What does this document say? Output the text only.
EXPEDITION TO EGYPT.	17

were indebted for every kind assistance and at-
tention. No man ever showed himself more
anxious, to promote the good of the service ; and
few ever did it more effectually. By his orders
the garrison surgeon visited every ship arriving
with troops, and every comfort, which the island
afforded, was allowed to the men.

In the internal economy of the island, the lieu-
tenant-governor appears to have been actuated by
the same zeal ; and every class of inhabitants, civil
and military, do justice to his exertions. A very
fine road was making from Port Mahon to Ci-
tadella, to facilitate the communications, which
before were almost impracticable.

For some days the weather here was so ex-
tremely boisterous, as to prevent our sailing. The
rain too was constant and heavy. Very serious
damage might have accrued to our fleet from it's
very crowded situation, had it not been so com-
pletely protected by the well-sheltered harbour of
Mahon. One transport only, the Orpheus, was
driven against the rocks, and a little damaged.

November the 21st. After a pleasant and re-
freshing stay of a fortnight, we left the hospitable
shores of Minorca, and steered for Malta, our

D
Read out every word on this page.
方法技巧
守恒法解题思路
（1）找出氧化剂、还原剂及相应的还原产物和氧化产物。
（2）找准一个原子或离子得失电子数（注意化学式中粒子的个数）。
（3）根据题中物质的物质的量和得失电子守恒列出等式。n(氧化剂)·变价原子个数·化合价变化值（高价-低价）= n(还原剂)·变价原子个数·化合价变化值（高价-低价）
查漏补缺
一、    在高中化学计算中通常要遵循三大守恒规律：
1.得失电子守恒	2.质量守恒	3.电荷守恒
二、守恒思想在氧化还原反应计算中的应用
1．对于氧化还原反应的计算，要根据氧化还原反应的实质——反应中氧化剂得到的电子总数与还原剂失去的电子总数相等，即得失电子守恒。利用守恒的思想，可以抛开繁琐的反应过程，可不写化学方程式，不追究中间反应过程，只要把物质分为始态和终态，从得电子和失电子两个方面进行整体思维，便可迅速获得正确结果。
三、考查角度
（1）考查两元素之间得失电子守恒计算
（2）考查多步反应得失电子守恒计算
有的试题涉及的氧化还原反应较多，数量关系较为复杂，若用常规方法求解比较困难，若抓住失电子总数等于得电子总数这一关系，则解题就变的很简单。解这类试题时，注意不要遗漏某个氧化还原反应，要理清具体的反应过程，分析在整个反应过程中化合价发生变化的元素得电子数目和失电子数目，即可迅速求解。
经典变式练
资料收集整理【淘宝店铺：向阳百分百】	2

□ □ □ □ □

Quote every line from the line containing "Read out every word on this page." through the closing line of the listing, including both.

WRITTEN RESPONSE →
Read out every word on this page.
方法技巧
守恒法解题思路
（1）找出氧化剂、还原剂及相应的还原产物和氧化产物。
（2）找准一个原子或离子得失电子数（注意化学式中粒子的个数）。
（3）根据题中物质的物质的量和得失电子守恒列出等式。n(氧化剂)·变价原子个数·化合价变化值（高价-低价）= n(还原剂)·变价原子个数·化合价变化值（高价-低价）
查漏补缺
一、    在高中化学计算中通常要遵循三大守恒规律：
1.得失电子守恒	2.质量守恒	3.电荷守恒
二、守恒思想在氧化还原反应计算中的应用
1．对于氧化还原反应的计算，要根据氧化还原反应的实质——反应中氧化剂得到的电子总数与还原剂失去的电子总数相等，即得失电子守恒。利用守恒的思想，可以抛开繁琐的反应过程，可不写化学方程式，不追究中间反应过程，只要把物质分为始态和终态，从得电子和失电子两个方面进行整体思维，便可迅速获得正确结果。
三、考查角度
（1）考查两元素之间得失电子守恒计算
（2）考查多步反应得失电子守恒计算
有的试题涉及的氧化还原反应较多，数量关系较为复杂，若用常规方法求解比较困难，若抓住失电子总数等于得电子总数这一关系，则解题就变的很简单。解这类试题时，注意不要遗漏某个氧化还原反应，要理清具体的反应过程，分析在整个反应过程中化合价发生变化的元素得电子数目和失电子数目，即可迅速求解。
经典变式练
资料收集整理【淘宝店铺：向阳百分百】	2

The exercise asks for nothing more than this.